Pick out each line in the items below that contains the string "option" and copy those lines in full. Case counts.

☆ ☆ ☆ ☆ ☆

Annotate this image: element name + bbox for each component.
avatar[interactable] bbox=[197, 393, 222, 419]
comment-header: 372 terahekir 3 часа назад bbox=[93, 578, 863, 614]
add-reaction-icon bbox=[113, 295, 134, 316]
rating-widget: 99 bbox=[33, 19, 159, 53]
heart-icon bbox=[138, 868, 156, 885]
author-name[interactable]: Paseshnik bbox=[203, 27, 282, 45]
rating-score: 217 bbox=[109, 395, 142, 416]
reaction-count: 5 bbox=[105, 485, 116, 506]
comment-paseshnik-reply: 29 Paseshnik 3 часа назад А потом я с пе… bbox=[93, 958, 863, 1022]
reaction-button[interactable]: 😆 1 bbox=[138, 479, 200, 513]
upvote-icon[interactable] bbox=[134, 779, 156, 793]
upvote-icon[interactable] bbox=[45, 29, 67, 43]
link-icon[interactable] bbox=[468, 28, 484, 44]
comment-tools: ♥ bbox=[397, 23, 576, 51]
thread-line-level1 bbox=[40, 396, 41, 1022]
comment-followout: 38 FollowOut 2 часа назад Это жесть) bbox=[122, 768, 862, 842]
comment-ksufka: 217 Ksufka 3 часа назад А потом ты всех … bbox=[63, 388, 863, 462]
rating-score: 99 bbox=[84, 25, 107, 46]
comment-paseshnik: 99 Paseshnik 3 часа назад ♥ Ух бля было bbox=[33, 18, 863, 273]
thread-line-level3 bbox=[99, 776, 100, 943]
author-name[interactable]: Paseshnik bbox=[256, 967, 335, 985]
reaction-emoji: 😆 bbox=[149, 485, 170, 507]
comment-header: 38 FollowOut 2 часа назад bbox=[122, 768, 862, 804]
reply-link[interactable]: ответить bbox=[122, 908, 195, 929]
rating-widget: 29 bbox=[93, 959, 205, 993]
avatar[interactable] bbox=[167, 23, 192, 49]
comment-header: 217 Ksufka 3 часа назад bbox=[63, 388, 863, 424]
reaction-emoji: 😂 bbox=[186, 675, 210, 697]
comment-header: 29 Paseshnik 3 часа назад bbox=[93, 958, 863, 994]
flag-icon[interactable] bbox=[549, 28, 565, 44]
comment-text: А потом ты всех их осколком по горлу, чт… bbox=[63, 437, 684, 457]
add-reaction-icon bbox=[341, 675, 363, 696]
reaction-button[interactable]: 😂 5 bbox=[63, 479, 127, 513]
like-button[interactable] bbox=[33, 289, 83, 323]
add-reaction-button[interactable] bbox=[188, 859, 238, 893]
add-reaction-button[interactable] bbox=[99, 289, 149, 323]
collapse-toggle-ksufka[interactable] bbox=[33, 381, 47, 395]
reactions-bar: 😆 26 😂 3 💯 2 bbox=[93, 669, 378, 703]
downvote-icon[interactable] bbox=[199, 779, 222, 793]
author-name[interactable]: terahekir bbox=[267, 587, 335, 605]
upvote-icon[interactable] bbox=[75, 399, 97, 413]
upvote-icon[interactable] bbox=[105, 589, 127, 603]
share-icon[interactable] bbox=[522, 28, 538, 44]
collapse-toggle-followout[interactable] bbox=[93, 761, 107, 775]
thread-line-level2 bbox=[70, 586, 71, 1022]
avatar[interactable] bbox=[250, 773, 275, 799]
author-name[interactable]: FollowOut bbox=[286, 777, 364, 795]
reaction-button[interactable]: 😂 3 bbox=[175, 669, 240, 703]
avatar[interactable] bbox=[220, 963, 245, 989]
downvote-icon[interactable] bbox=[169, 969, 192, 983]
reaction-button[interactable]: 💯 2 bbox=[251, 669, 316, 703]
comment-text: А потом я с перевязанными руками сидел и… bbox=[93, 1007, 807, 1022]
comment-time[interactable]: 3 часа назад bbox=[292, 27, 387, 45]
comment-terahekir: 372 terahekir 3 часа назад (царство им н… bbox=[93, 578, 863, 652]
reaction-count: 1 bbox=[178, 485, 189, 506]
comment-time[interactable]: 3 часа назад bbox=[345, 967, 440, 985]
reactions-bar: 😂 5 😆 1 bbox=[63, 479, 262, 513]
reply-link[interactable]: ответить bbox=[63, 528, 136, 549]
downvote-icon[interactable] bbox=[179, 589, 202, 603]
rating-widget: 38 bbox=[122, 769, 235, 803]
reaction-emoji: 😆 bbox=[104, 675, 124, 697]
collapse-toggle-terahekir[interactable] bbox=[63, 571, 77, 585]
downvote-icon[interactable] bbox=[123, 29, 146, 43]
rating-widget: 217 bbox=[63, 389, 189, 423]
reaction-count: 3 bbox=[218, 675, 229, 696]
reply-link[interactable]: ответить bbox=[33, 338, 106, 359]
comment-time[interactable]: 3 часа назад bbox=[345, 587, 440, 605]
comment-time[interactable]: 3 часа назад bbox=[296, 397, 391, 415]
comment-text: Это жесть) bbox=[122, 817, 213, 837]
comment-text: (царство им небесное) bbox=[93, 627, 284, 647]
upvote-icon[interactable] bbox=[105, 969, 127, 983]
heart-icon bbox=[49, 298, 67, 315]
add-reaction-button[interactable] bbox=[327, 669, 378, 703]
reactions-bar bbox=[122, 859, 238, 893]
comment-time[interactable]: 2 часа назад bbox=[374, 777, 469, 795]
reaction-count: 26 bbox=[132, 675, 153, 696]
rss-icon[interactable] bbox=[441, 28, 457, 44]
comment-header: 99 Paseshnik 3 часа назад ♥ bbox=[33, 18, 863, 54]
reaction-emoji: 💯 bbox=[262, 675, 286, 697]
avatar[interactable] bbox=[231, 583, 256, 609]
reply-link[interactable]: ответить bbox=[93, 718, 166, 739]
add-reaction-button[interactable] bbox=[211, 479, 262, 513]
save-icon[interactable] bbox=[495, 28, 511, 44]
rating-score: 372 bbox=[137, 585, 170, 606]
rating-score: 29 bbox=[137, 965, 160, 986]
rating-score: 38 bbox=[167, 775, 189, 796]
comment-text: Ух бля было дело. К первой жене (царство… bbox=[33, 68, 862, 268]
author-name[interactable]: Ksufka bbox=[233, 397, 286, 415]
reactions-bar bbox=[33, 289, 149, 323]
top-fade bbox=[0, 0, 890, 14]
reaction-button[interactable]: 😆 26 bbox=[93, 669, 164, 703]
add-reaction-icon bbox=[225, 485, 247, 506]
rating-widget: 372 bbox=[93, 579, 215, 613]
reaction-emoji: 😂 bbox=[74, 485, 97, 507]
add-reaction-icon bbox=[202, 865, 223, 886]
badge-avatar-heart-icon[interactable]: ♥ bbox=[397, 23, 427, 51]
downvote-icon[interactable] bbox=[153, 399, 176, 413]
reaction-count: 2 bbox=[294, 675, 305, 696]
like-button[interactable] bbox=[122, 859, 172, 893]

☆ ☆ ☆ ☆ ☆

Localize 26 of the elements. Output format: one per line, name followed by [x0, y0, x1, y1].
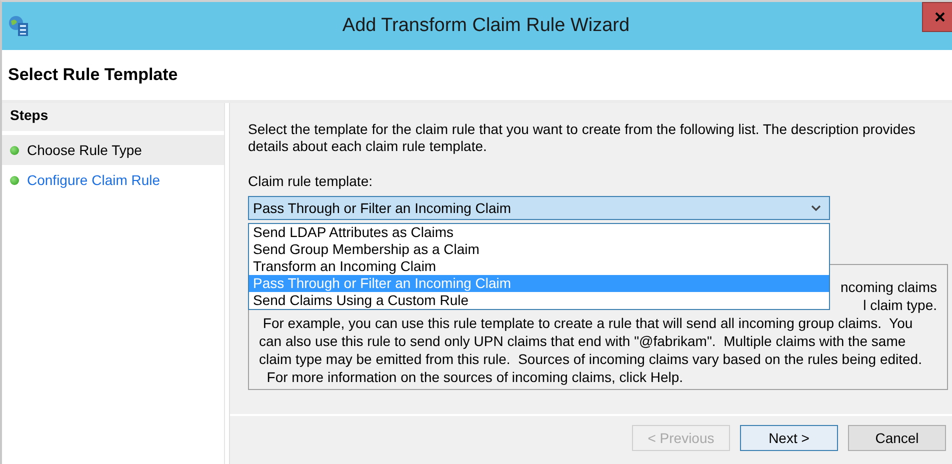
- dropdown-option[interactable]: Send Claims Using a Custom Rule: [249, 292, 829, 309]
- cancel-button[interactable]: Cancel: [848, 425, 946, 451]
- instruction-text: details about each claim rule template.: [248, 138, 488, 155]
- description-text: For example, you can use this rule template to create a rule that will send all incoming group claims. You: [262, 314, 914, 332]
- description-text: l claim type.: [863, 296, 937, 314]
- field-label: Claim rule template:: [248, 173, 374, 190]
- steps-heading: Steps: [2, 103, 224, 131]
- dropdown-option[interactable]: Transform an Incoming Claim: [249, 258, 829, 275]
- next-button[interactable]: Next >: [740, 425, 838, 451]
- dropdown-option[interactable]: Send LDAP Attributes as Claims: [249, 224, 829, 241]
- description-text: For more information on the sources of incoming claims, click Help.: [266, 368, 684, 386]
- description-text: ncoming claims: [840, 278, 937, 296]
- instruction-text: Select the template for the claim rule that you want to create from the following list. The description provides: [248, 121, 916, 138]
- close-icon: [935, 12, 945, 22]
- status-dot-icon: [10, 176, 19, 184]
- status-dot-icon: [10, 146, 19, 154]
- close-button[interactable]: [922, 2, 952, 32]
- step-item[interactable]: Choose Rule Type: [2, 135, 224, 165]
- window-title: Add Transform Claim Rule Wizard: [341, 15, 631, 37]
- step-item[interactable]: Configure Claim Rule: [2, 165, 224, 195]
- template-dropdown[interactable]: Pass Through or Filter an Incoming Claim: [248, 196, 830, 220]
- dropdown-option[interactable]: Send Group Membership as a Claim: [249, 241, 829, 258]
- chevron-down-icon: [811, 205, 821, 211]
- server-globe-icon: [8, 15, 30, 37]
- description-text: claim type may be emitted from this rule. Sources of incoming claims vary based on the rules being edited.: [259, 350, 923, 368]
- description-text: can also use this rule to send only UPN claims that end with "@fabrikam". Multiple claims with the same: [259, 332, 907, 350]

☆ ☆ ☆ ☆ ☆

FINAL ANSWER =>
- dropdown-option[interactable]: Send Claims Using a Custom Rule: [249, 292, 829, 309]
- dropdown-option[interactable]: Transform an Incoming Claim: [249, 258, 829, 275]
- dropdown-option[interactable]: Send LDAP Attributes as Claims: [249, 224, 829, 241]
- dropdown-option[interactable]: Send Group Membership as a Claim: [249, 241, 829, 258]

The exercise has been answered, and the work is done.